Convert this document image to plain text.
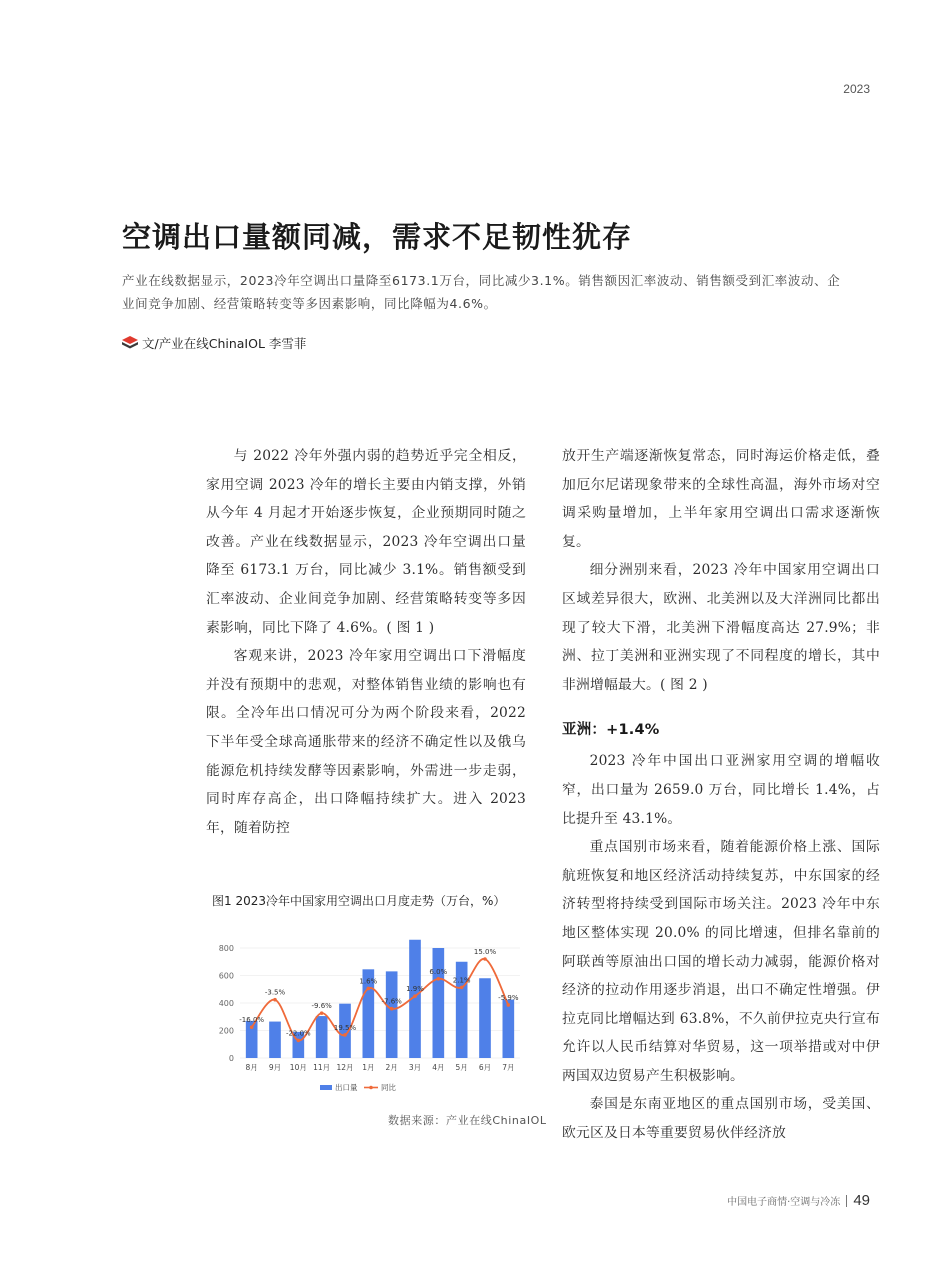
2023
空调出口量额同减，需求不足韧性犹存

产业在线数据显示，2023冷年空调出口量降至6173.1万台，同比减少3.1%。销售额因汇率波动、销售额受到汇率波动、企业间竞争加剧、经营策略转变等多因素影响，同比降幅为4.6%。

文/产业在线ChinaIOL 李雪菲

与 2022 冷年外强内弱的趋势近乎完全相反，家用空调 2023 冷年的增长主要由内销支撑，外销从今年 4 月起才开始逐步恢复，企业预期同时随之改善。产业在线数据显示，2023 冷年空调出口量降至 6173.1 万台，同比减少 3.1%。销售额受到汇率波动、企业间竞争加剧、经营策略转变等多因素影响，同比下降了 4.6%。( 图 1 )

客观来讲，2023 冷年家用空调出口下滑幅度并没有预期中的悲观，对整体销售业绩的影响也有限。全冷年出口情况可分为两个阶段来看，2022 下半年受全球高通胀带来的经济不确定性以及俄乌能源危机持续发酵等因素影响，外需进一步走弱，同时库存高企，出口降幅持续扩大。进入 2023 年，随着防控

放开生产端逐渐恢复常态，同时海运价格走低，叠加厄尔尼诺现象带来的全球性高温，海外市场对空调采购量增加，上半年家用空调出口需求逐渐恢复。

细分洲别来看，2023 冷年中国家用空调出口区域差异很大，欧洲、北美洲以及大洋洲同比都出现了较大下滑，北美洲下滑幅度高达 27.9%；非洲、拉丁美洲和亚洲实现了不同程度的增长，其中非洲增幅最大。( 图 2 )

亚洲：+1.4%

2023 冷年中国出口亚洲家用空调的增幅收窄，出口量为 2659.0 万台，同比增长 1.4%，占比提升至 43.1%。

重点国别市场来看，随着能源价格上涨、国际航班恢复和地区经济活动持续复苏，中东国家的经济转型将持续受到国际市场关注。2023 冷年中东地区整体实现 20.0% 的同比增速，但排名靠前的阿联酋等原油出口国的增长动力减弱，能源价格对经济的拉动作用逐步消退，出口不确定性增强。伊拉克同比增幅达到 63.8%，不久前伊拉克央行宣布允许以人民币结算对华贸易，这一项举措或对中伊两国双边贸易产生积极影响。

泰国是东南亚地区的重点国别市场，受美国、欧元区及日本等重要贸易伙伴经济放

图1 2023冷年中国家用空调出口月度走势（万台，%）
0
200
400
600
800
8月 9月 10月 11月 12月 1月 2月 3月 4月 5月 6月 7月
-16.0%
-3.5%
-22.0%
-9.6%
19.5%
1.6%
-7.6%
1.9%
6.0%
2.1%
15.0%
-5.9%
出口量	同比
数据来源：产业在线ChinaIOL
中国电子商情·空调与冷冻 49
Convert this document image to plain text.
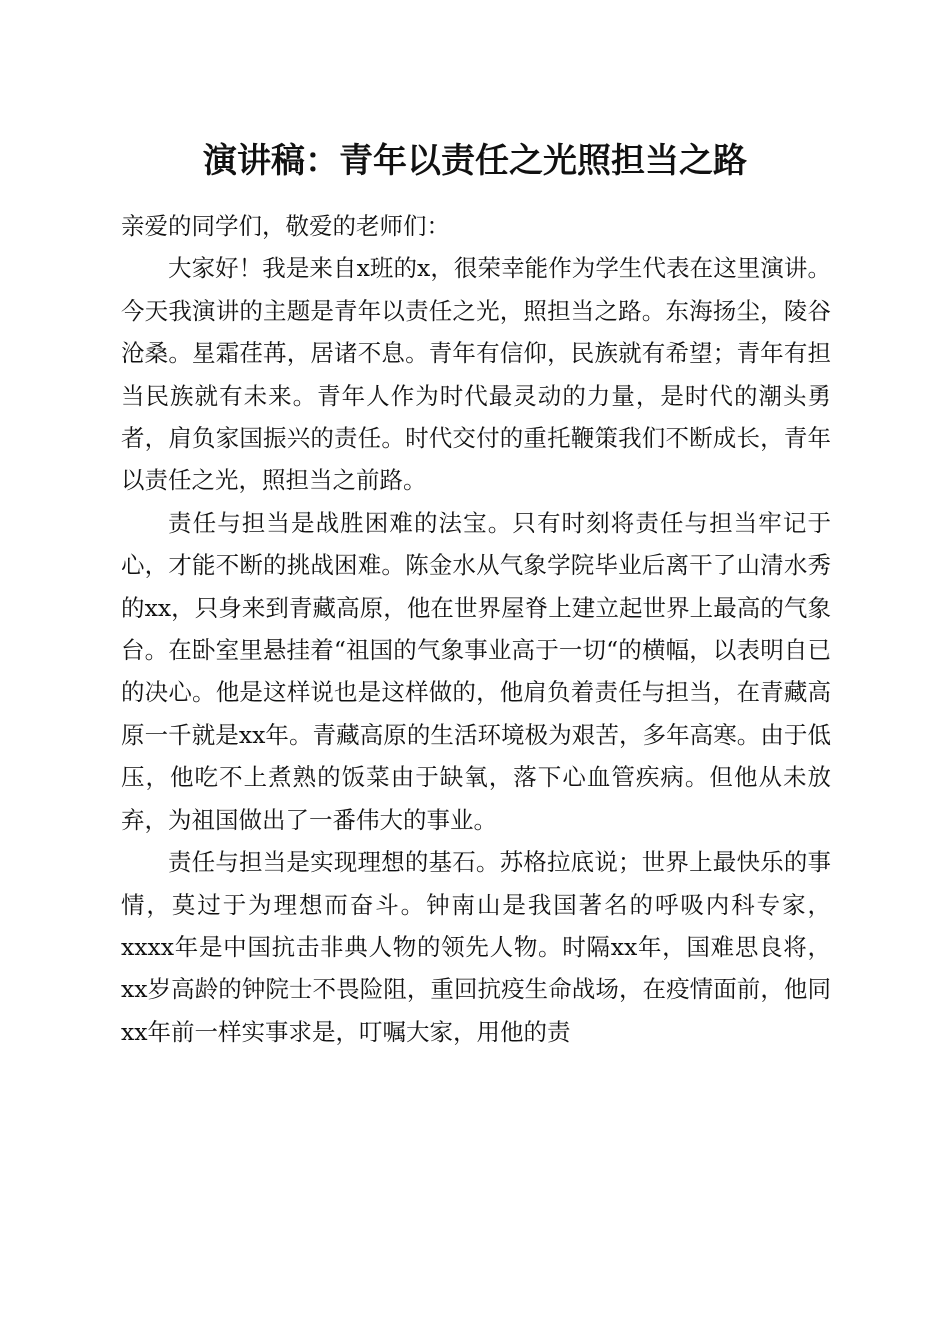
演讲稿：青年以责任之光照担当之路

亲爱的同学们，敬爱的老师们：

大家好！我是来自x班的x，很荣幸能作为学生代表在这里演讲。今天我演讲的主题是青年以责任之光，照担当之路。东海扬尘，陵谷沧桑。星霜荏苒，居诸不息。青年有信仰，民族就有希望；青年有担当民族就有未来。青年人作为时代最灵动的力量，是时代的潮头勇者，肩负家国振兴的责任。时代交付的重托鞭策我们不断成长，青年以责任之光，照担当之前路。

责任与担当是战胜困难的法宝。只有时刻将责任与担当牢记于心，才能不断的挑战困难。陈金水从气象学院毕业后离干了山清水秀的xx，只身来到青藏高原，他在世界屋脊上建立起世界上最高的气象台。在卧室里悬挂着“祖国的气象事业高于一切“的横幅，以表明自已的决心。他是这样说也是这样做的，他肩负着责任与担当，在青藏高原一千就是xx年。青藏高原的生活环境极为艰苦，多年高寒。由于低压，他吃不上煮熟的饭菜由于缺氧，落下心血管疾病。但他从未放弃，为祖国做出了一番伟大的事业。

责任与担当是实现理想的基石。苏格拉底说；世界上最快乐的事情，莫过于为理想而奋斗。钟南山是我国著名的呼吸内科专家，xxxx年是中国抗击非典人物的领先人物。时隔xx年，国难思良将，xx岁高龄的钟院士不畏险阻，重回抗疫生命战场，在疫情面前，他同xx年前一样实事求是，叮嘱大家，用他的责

_ _ _

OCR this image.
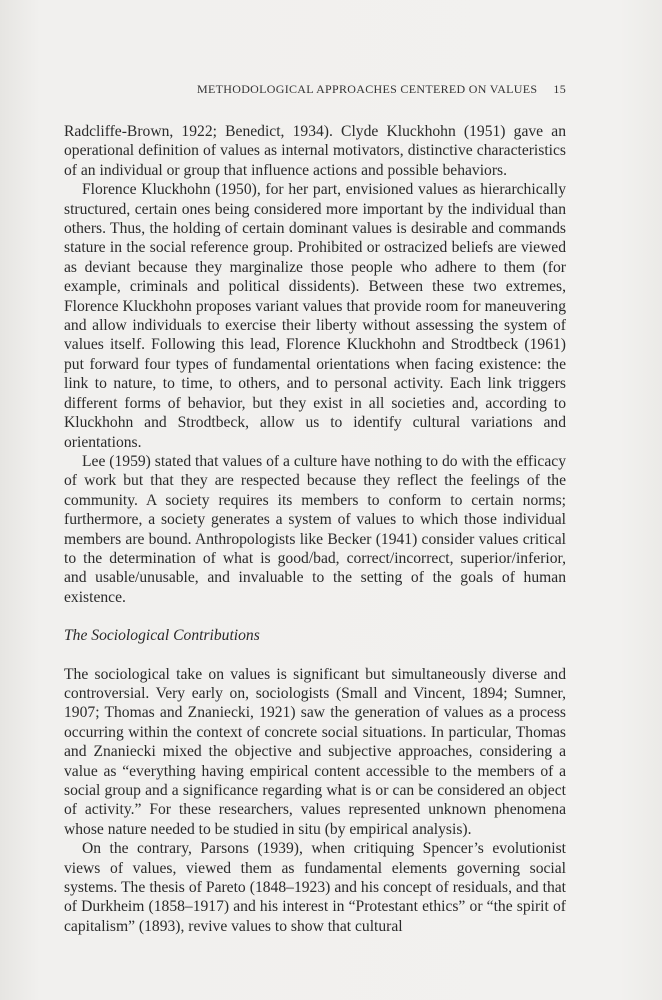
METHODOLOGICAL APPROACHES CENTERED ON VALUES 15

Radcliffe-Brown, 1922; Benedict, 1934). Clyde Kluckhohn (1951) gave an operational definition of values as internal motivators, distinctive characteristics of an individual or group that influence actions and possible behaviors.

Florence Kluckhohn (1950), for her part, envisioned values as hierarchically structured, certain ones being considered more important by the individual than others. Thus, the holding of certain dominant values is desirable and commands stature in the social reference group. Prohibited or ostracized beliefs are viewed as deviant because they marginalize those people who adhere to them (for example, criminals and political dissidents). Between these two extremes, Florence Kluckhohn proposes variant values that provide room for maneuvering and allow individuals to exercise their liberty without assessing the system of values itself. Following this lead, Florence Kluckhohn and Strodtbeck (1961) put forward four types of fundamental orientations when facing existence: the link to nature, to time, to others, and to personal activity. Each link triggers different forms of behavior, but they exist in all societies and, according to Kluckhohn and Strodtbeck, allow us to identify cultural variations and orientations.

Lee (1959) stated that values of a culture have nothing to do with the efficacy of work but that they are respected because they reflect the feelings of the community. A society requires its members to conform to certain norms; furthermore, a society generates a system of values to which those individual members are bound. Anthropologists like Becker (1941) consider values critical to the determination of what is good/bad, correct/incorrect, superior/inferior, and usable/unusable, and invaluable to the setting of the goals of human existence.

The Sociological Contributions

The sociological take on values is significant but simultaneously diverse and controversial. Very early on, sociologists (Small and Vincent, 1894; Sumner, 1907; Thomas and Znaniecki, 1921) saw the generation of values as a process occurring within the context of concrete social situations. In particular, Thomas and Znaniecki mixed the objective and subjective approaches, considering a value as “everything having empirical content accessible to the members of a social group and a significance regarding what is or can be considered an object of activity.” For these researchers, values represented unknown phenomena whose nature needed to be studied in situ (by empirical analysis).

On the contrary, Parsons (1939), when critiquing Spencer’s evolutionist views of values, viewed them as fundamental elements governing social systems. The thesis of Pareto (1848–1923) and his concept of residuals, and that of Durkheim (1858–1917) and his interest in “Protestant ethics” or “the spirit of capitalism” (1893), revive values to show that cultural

_ _ _

• EXERCISE PROMPT:
In the material above, find each line that contains the word "销售额受到汇率波动", and select it.

• THE REPLY:
产业在线数据显示，2023冷年空调出口量降至6173.1万台，同比减少3.1%。销售额因汇率波动、销售额受到汇率波动、企业间竞争加剧、经营策略转变等多因素影响，同比降幅为4.6%。
与 2022 冷年外强内弱的趋势近乎完全相反，家用空调 2023 冷年的增长主要由内销支撑，外销从今年 4 月起才开始逐步恢复，企业预期同时随之改善。产业在线数据显示，2023 冷年空调出口量降至 6173.1 万台，同比减少 3.1%。销售额受到汇率波动、企业间竞争加剧、经营策略转变等多因素影响，同比下降了 4.6%。( 图 1 )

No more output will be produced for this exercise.